-- Start of Records for the task --
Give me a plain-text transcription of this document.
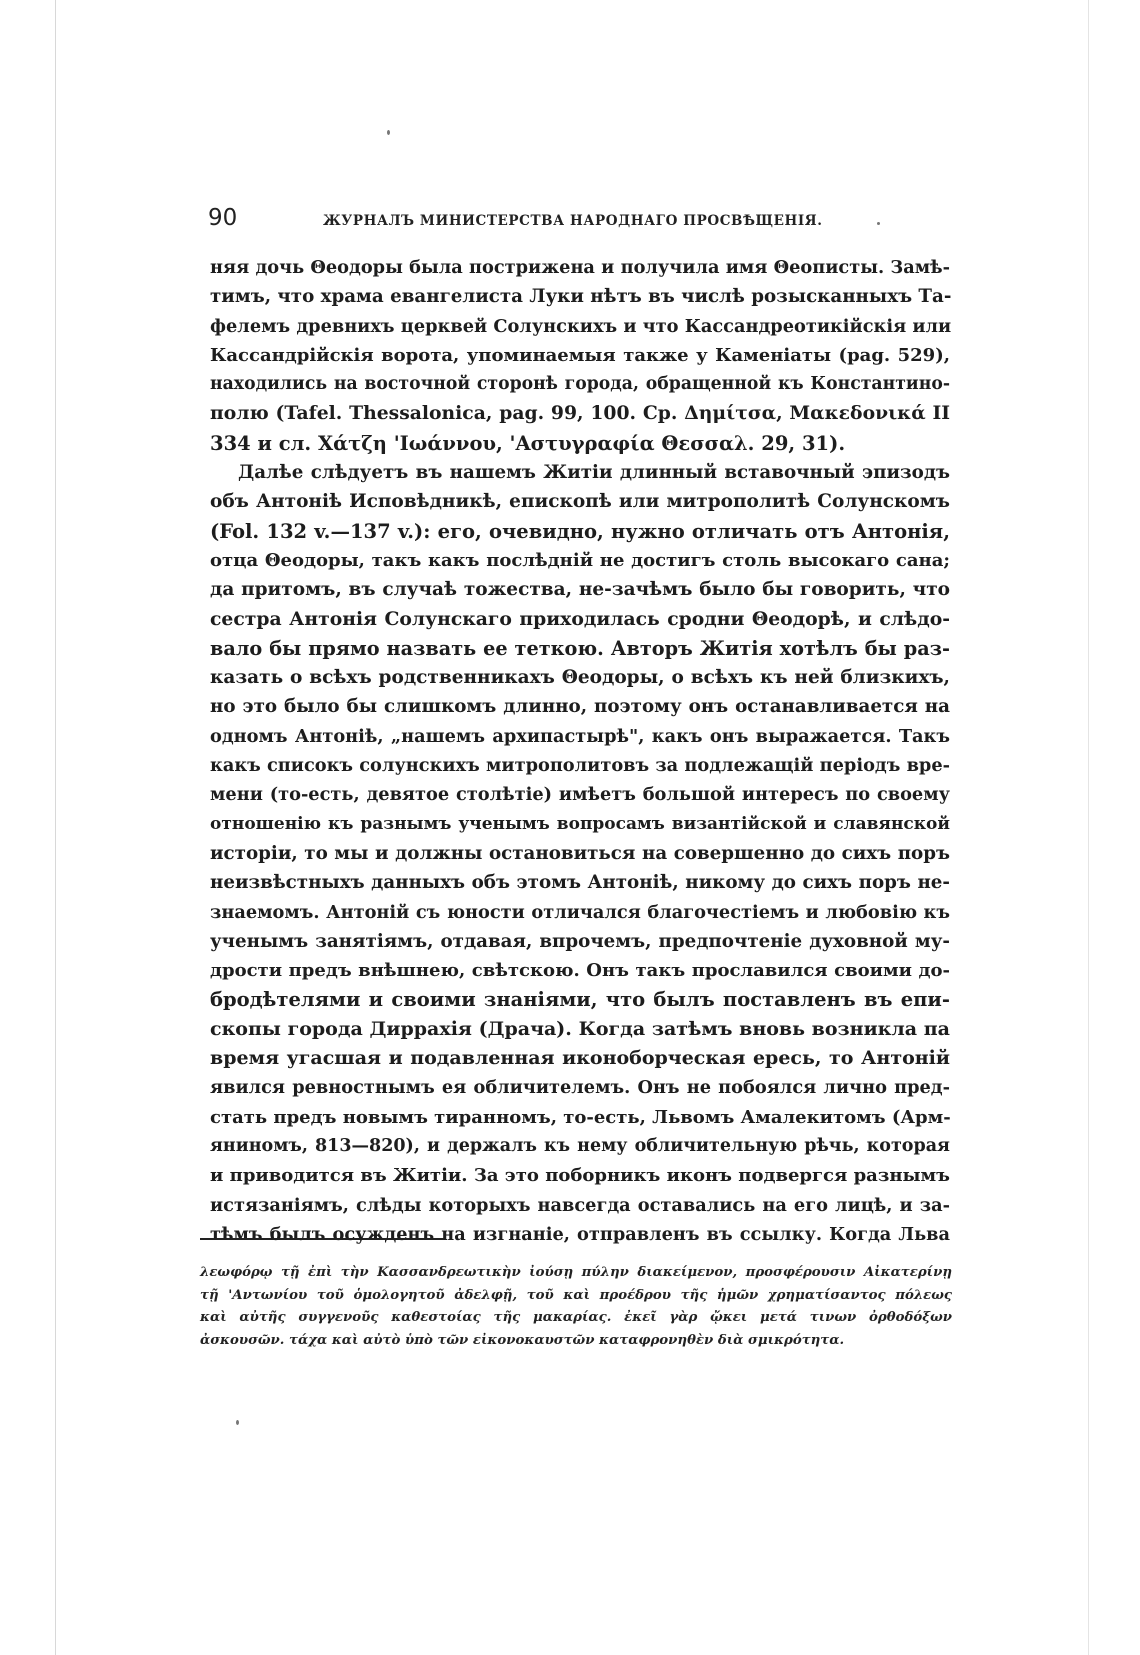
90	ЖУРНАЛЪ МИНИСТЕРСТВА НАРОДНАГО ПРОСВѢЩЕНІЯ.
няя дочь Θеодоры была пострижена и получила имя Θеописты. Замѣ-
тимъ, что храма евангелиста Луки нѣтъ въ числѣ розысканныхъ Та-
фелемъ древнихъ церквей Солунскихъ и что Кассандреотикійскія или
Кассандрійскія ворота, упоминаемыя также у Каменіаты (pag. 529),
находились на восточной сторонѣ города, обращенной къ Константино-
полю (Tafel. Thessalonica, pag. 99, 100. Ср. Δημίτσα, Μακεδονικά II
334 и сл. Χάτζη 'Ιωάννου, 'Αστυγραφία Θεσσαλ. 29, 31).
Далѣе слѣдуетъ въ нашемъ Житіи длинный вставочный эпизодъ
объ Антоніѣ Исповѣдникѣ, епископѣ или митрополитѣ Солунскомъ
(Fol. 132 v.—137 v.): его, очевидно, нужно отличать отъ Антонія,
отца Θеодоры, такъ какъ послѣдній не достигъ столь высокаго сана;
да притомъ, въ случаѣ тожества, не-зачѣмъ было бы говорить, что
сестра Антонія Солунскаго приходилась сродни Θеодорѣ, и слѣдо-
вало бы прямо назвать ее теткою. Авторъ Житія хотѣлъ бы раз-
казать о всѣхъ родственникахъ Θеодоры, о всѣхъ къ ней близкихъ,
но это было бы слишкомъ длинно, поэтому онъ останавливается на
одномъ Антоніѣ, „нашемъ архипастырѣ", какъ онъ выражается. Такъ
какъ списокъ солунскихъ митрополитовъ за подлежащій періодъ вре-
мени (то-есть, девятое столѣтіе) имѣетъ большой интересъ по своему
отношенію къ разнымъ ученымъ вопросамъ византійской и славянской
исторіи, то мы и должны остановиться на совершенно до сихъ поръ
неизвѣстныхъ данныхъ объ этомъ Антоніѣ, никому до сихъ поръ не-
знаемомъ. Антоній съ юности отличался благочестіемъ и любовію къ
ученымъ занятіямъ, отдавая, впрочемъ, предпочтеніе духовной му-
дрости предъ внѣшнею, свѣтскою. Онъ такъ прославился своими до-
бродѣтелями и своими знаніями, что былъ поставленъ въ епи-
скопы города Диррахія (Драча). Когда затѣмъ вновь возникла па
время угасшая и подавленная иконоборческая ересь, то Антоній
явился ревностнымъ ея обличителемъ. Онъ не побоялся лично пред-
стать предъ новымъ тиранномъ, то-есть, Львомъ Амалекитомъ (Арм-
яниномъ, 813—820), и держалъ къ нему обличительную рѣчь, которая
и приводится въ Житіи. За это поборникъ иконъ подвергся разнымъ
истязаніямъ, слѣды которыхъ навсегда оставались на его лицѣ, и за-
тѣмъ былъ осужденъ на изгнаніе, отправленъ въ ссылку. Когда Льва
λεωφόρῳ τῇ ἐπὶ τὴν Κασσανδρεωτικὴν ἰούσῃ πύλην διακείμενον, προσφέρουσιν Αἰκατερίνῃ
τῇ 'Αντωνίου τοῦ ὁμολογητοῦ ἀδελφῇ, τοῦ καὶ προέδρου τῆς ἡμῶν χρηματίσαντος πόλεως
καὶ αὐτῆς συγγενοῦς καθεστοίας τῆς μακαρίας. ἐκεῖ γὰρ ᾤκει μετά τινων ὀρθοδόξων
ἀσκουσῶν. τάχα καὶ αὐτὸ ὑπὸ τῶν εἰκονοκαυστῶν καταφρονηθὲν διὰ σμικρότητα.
-- End of Records for the task --
-- Start of Records for the task --
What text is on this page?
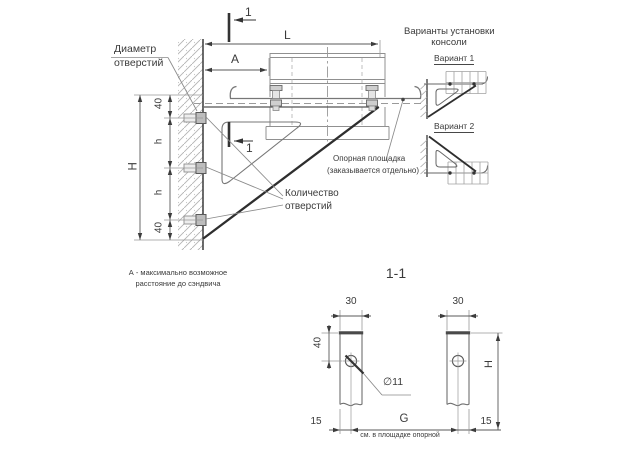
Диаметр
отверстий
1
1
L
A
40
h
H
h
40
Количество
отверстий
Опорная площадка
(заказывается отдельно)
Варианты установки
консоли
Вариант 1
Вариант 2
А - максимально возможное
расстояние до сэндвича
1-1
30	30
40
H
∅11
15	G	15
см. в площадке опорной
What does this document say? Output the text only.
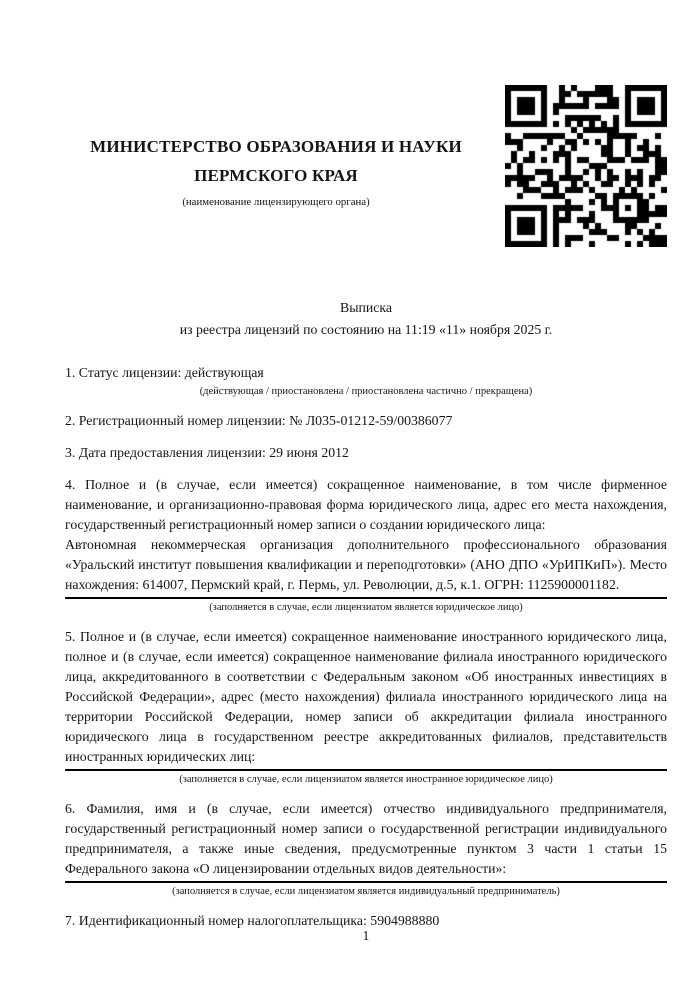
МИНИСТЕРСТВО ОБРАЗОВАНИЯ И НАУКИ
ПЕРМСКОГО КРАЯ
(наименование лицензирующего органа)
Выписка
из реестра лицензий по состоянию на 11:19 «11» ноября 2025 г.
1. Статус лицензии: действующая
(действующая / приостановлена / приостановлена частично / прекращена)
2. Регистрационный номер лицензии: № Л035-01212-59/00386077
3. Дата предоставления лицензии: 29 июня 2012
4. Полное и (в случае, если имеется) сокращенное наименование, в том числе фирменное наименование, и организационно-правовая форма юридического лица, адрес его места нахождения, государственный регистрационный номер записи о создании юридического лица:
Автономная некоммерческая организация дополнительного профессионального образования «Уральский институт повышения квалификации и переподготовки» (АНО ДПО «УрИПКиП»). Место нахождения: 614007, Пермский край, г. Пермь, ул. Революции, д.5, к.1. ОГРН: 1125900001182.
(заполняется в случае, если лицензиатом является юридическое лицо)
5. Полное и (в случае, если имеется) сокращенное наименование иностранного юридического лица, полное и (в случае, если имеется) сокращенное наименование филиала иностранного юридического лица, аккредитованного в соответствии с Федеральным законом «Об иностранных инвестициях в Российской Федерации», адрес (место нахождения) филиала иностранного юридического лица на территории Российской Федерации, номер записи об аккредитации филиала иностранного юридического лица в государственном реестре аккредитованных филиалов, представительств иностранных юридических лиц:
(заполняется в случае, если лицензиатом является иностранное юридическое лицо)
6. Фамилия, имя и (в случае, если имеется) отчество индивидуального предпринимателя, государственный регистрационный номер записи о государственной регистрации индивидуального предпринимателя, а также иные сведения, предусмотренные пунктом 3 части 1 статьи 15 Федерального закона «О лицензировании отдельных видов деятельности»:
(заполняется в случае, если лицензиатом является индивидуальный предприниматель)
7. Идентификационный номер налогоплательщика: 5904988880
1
-- End of Records for the task --
- What to work on
In the data above, tally the lines holding "document" and answer with the figure only.

- Solution for this exercise
2